Your objective
Write out again, word for word, the lines starting at the one containing "option-19c-continued: Internet. bbox=[102, 813, 171, 832]" and ending at the one containing "passage-title: Specialty Museums", both included.
-------- Given records
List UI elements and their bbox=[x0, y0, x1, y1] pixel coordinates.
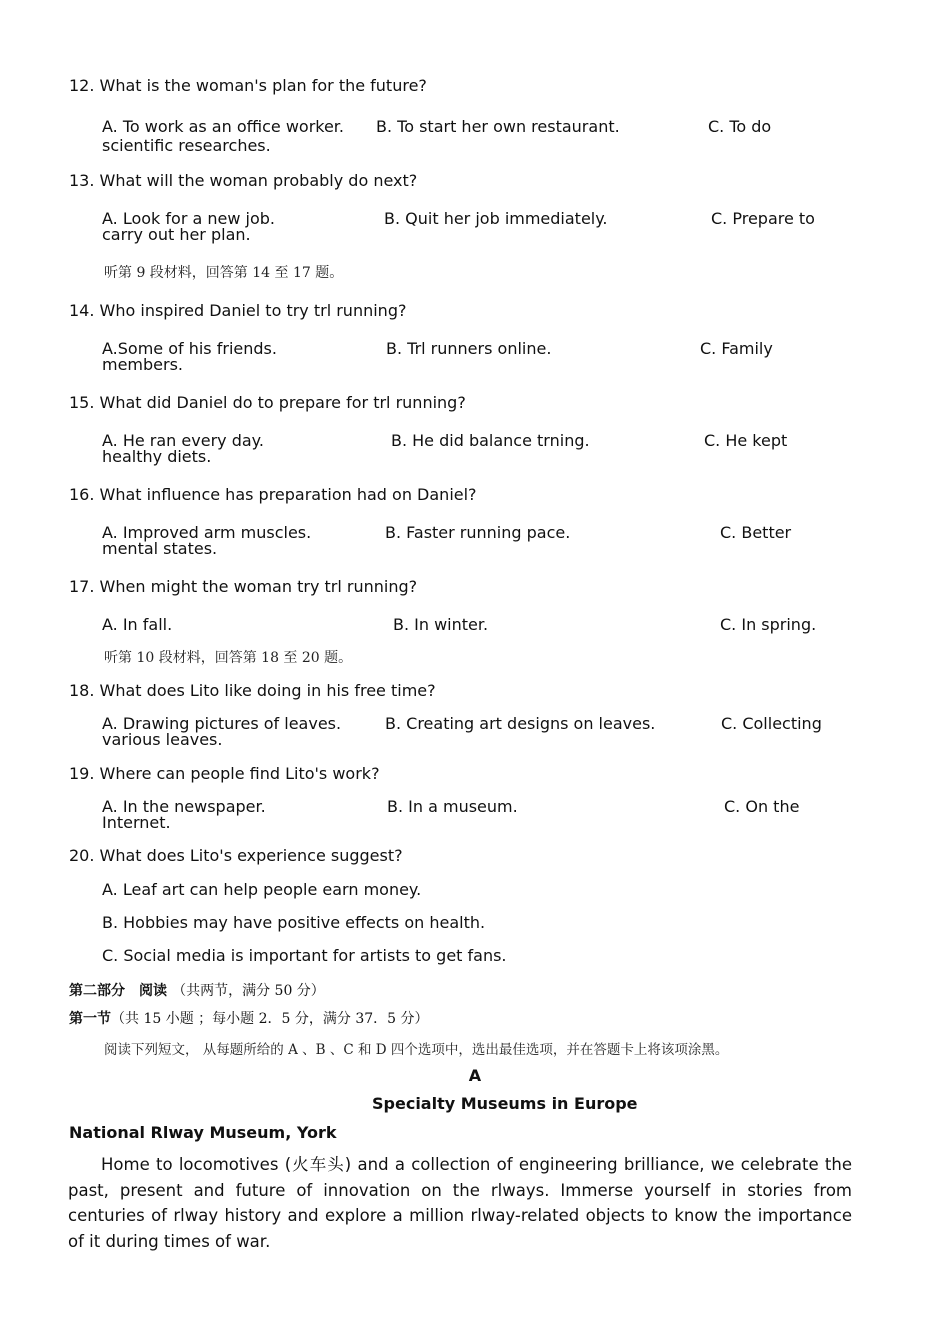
option-19c-continued: Internet. bbox=[102, 813, 171, 832]
option-20c: C. Social media is important for artists to get fans. bbox=[102, 946, 507, 965]
option-15b: B. He did balance trning. bbox=[391, 431, 590, 450]
option-12c-continued: scientific researches. bbox=[102, 136, 271, 155]
question-17: 17. When might the woman try trl running? bbox=[69, 577, 418, 596]
section-10-instruction: 听第 10 段材料，回答第 18 至 20 题。 bbox=[104, 650, 353, 666]
part-2-note: （共两节，满分 50 分） bbox=[172, 983, 325, 999]
passage-letter: A bbox=[468, 1066, 482, 1085]
option-14c: C. Family bbox=[700, 339, 773, 358]
option-13c: C. Prepare to bbox=[711, 209, 815, 228]
question-18: 18. What does Lito like doing in his free time? bbox=[69, 681, 436, 700]
option-16b: B. Faster running pace. bbox=[385, 523, 571, 542]
question-15: 15. What did Daniel do to prepare for trl running? bbox=[69, 393, 466, 412]
question-12: 12. What is the woman's plan for the future? bbox=[69, 76, 427, 95]
option-13b: B. Quit her job immediately. bbox=[384, 209, 608, 228]
option-19b: B. In a museum. bbox=[387, 797, 518, 816]
option-20b: B. Hobbies may have positive effects on health. bbox=[102, 913, 486, 932]
part-2-heading bbox=[69, 980, 325, 1000]
question-13: 13. What will the woman probably do next? bbox=[69, 171, 418, 190]
question-19: 19. Where can people find Lito's work? bbox=[69, 764, 380, 783]
option-18c-continued: various leaves. bbox=[102, 730, 223, 749]
option-16a: A. Improved arm muscles. bbox=[102, 523, 312, 542]
passage-title: Specialty Museums in Europe bbox=[372, 1094, 638, 1113]
section-1-heading bbox=[69, 1008, 429, 1028]
option-17c: C. In spring. bbox=[720, 615, 817, 634]
option-14c-continued: members. bbox=[102, 355, 184, 374]
question-20: 20. What does Lito's experience suggest? bbox=[69, 846, 403, 865]
section-1-title: 第一节 bbox=[69, 1011, 111, 1027]
option-14b: B. Trl runners online. bbox=[386, 339, 552, 358]
option-15c: C. He kept bbox=[704, 431, 788, 450]
option-18b: B. Creating art designs on leaves. bbox=[385, 714, 656, 733]
option-12c: C. To do bbox=[708, 117, 772, 136]
option-13c-continued: carry out her plan. bbox=[102, 225, 251, 244]
passage-paragraph: Home to locomotives (火车头) and a collection of engineering brilliance, we celebrate the past, present and future of innovation on the rlways. Immerse yourself in stories from centuries of rlway history and explore a million rlway-related objects to know the importance of it during times of war. bbox=[68, 1155, 852, 1251]
option-18c: C. Collecting bbox=[721, 714, 822, 733]
option-19c: C. On the bbox=[724, 797, 800, 816]
option-18a: A. Drawing pictures of leaves. bbox=[102, 714, 342, 733]
option-20a: A. Leaf art can help people earn money. bbox=[102, 880, 422, 899]
option-16c-continued: mental states. bbox=[102, 539, 218, 558]
part-2-title: 第二部分 阅读 bbox=[69, 983, 167, 999]
section-1-note: （共 15 小题 ；每小题 2．5 分，满分 37．5 分） bbox=[111, 1011, 429, 1027]
option-17b: B. In winter. bbox=[393, 615, 489, 634]
option-14a: A.Some of his friends. bbox=[102, 339, 277, 358]
option-12a: A. To work as an office worker. bbox=[102, 117, 344, 136]
reading-instruction: 阅读下列短文， 从每题所给的 A 、B 、C 和 D 四个选项中，选出最佳选项，并在答题卡上将该项涂黑。 bbox=[104, 1042, 729, 1058]
option-12b: B. To start her own restaurant. bbox=[376, 117, 620, 136]
question-14: 14. Who inspired Daniel to try trl running? bbox=[69, 301, 407, 320]
question-16: 16. What influence has preparation had on Daniel? bbox=[69, 485, 477, 504]
option-15a: A. He ran every day. bbox=[102, 431, 264, 450]
option-15c-continued: healthy diets. bbox=[102, 447, 212, 466]
option-16c: C. Better bbox=[720, 523, 792, 542]
section-9-instruction: 听第 9 段材料，回答第 14 至 17 题。 bbox=[104, 265, 344, 281]
option-19a: A. In the newspaper. bbox=[102, 797, 266, 816]
passage-subheading: National Rlway Museum, York bbox=[69, 1123, 337, 1142]
option-13a: A. Look for a new job. bbox=[102, 209, 276, 228]
option-17a: A. In fall. bbox=[102, 615, 173, 634]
----------------
Expected answer
option-19c-continued: Internet. bbox=[102, 813, 171, 832]
option-20c: C. Social media is important for artists to get fans. bbox=[102, 946, 507, 965]
option-15b: B. He did balance trning. bbox=[391, 431, 590, 450]
option-12c-continued: scientific researches. bbox=[102, 136, 271, 155]
question-17: 17. When might the woman try trl running? bbox=[69, 577, 418, 596]
section-10-instruction: 听第 10 段材料，回答第 18 至 20 题。 bbox=[104, 650, 353, 666]
part-2-note: （共两节，满分 50 分） bbox=[172, 983, 325, 999]
passage-letter: A bbox=[468, 1066, 482, 1085]
option-14c: C. Family bbox=[700, 339, 773, 358]
option-13c: C. Prepare to bbox=[711, 209, 815, 228]
question-18: 18. What does Lito like doing in his free time? bbox=[69, 681, 436, 700]
option-16b: B. Faster running pace. bbox=[385, 523, 571, 542]
question-15: 15. What did Daniel do to prepare for trl running? bbox=[69, 393, 466, 412]
question-12: 12. What is the woman's plan for the future? bbox=[69, 76, 427, 95]
option-13b: B. Quit her job immediately. bbox=[384, 209, 608, 228]
option-19b: B. In a museum. bbox=[387, 797, 518, 816]
option-20b: B. Hobbies may have positive effects on health. bbox=[102, 913, 486, 932]
part-2-heading bbox=[69, 980, 325, 1000]
question-13: 13. What will the woman probably do next? bbox=[69, 171, 418, 190]
question-19: 19. Where can people find Lito's work? bbox=[69, 764, 380, 783]
option-18c-continued: various leaves. bbox=[102, 730, 223, 749]
option-16a: A. Improved arm muscles. bbox=[102, 523, 312, 542]
passage-title: Specialty Museums in Europe bbox=[372, 1094, 638, 1113]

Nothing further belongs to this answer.